◆ Work required:
Rewrite the data from its first line through the line that contains "logo-text: MIDGARD FINANCE", inclusive, as a numbered list, leaving out any blank lines.

◆ Material for this exercise:
********

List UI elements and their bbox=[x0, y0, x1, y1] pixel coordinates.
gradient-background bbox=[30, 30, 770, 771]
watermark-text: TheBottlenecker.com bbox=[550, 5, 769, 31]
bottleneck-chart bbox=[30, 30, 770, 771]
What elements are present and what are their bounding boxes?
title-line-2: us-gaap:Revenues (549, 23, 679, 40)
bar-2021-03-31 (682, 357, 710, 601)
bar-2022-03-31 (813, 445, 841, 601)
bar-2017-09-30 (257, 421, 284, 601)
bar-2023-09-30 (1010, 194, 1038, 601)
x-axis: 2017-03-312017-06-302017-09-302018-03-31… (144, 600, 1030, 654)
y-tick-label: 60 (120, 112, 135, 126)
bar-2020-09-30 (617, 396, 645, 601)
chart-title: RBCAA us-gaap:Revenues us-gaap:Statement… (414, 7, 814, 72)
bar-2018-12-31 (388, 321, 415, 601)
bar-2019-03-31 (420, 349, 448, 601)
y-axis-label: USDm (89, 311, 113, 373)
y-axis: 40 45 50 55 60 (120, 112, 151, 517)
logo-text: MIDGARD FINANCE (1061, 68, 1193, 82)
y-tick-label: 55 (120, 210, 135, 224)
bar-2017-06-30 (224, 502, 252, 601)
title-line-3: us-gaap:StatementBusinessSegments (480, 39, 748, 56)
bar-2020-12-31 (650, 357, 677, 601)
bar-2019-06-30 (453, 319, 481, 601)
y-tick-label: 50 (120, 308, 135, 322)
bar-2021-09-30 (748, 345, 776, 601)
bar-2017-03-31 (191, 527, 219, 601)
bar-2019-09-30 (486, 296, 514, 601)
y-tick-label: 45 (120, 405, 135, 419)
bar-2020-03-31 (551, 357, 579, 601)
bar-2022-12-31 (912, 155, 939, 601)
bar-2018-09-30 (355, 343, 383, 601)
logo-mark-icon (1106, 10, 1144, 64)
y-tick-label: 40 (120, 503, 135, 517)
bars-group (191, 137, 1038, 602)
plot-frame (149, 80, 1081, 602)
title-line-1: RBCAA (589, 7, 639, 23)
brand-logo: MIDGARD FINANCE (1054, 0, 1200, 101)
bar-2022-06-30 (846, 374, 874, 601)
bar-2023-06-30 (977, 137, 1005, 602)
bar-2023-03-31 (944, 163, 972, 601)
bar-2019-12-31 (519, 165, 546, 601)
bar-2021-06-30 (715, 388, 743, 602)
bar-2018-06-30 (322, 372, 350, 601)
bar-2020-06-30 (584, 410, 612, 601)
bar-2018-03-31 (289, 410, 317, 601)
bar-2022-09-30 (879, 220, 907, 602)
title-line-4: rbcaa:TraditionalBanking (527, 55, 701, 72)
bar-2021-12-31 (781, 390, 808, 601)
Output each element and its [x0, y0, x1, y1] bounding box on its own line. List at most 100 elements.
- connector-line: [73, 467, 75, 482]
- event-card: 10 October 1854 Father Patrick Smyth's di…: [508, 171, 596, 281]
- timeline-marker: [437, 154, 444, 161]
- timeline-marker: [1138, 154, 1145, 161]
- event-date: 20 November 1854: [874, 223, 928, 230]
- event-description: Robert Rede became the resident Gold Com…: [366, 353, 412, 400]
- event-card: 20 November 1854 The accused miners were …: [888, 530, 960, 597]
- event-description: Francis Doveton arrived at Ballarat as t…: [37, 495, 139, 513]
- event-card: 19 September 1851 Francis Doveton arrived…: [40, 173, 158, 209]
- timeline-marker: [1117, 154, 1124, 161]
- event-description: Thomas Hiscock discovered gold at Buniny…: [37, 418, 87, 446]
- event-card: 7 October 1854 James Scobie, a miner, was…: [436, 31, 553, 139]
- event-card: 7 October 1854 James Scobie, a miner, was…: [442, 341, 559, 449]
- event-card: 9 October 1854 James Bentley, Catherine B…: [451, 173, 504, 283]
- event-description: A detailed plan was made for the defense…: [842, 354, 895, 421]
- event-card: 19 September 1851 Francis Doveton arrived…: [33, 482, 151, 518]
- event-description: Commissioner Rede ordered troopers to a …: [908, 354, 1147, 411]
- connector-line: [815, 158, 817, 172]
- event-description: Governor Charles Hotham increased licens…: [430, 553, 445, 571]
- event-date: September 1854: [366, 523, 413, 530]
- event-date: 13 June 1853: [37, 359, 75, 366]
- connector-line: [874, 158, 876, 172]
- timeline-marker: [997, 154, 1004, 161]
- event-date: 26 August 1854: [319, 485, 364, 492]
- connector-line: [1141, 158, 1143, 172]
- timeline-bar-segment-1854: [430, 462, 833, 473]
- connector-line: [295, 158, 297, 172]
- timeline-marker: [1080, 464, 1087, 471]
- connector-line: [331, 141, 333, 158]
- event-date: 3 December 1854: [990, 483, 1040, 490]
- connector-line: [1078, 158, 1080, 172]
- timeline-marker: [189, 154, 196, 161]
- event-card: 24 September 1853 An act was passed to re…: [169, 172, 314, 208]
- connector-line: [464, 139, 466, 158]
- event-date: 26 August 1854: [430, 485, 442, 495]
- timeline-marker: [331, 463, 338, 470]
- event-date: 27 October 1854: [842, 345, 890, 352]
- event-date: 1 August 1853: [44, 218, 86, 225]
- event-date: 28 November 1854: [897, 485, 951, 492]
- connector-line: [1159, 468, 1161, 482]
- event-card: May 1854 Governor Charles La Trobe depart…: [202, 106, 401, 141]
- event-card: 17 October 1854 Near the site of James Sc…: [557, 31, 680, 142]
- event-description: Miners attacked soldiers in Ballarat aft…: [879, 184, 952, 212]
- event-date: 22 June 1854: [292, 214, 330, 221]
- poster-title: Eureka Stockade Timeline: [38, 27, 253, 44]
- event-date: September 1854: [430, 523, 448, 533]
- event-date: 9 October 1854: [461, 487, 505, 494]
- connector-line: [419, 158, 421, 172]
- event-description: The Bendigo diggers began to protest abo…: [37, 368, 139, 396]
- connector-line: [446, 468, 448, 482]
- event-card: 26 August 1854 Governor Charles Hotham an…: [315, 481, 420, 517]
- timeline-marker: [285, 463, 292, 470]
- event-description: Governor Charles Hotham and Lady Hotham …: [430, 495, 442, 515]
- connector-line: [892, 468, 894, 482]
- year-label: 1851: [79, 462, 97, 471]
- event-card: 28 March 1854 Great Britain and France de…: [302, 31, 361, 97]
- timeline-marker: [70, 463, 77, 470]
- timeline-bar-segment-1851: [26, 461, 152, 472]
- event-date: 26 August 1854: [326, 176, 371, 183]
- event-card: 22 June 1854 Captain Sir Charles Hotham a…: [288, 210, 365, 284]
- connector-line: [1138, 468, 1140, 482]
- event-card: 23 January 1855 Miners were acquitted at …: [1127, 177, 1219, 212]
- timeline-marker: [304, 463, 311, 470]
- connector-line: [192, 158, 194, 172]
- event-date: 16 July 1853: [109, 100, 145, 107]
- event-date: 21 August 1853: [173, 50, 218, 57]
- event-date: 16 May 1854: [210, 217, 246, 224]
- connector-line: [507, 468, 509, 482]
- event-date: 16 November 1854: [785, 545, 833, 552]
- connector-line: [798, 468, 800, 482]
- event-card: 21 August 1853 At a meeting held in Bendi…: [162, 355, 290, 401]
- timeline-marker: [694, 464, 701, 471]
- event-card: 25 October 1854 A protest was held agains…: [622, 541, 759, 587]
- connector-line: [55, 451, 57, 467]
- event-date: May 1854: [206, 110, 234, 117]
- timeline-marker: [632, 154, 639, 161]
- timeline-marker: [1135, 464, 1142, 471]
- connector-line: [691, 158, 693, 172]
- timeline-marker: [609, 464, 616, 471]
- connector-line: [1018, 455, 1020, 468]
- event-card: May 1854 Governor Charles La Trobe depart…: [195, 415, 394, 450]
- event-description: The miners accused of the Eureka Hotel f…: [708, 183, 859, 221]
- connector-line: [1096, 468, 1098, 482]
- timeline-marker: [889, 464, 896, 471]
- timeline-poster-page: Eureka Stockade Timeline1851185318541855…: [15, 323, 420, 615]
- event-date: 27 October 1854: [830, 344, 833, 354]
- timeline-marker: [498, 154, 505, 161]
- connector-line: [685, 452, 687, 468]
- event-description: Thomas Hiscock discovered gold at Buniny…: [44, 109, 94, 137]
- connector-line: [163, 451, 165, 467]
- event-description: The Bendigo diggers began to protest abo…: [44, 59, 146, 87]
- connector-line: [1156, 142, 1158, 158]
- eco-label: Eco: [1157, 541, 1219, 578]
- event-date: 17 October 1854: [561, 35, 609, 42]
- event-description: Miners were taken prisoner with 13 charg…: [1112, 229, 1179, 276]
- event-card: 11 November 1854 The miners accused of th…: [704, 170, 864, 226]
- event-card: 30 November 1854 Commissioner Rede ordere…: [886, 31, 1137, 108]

********

◆ Result of this exercise:
1. List UI elements and their bbox=[x0, y0, x1, y1] pixel coordinates.
2. gradient-background bbox=[30, 30, 770, 771]
3. watermark-text: TheBottlenecker.com bbox=[550, 5, 769, 31]
4. bottleneck-chart bbox=[30, 30, 770, 771]
5. What elements are present and what are their bounding boxes?
6. title-line-2: us-gaap:Revenues (549, 23, 679, 40)
7. bar-2021-03-31 (682, 357, 710, 601)
8. bar-2022-03-31 (813, 445, 841, 601)
9. bar-2017-09-30 (257, 421, 284, 601)
10. bar-2023-09-30 (1010, 194, 1038, 601)
11. x-axis: 2017-03-312017-06-302017-09-302018-03-31… (144, 600, 1030, 654)
12. y-tick-label: 60 (120, 112, 135, 126)
13. bar-2020-09-30 (617, 396, 645, 601)
14. chart-title: RBCAA us-gaap:Revenues us-gaap:Statement… (414, 7, 814, 72)
15. bar-2018-12-31 (388, 321, 415, 601)
16. bar-2019-03-31 (420, 349, 448, 601)
17. y-axis-label: USDm (89, 311, 113, 373)
18. y-axis: 40 45 50 55 60 (120, 112, 151, 517)
19. logo-text: MIDGARD FINANCE (1061, 68, 1193, 82)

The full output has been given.